- Input records
↓↓↓
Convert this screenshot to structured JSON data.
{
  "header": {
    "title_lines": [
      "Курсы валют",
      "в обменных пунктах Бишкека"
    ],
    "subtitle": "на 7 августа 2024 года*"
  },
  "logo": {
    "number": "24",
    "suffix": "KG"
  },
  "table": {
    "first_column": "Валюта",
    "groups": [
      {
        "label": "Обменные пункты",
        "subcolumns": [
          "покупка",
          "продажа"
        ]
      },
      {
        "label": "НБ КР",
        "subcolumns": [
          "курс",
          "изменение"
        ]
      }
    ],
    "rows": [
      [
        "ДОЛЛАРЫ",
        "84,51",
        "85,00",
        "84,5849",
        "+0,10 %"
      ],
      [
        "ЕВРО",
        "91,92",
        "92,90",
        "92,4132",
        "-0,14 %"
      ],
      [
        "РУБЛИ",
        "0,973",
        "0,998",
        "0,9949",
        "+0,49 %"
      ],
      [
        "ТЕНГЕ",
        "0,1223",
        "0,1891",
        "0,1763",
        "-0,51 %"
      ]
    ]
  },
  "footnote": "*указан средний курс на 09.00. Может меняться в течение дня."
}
↑↑↑
- What you should do
Using the data above, reproduce every line exactly.

- Task solution
Convert this screenshot to structured JSON data.
{
  "header": {
    "title_lines": [
      "Курсы валют",
      "в обменных пунктах Бишкека"
    ],
    "subtitle": "на 7 августа 2024 года*"
  },
  "logo": {
    "number": "24",
    "suffix": "KG"
  },
  "table": {
    "first_column": "Валюта",
    "groups": [
      {
        "label": "Обменные пункты",
        "subcolumns": [
          "покупка",
          "продажа"
        ]
      },
      {
        "label": "НБ КР",
        "subcolumns": [
          "курс",
          "изменение"
        ]
      }
    ],
    "rows": [
      [
        "ДОЛЛАРЫ",
        "84,51",
        "85,00",
        "84,5849",
        "+0,10 %"
      ],
      [
        "ЕВРО",
        "91,92",
        "92,90",
        "92,4132",
        "-0,14 %"
      ],
      [
        "РУБЛИ",
        "0,973",
        "0,998",
        "0,9949",
        "+0,49 %"
      ],
      [
        "ТЕНГЕ",
        "0,1223",
        "0,1891",
        "0,1763",
        "-0,51 %"
      ]
    ]
  },
  "footnote": "*указан средний курс на 09.00. Может меняться в течение дня."
}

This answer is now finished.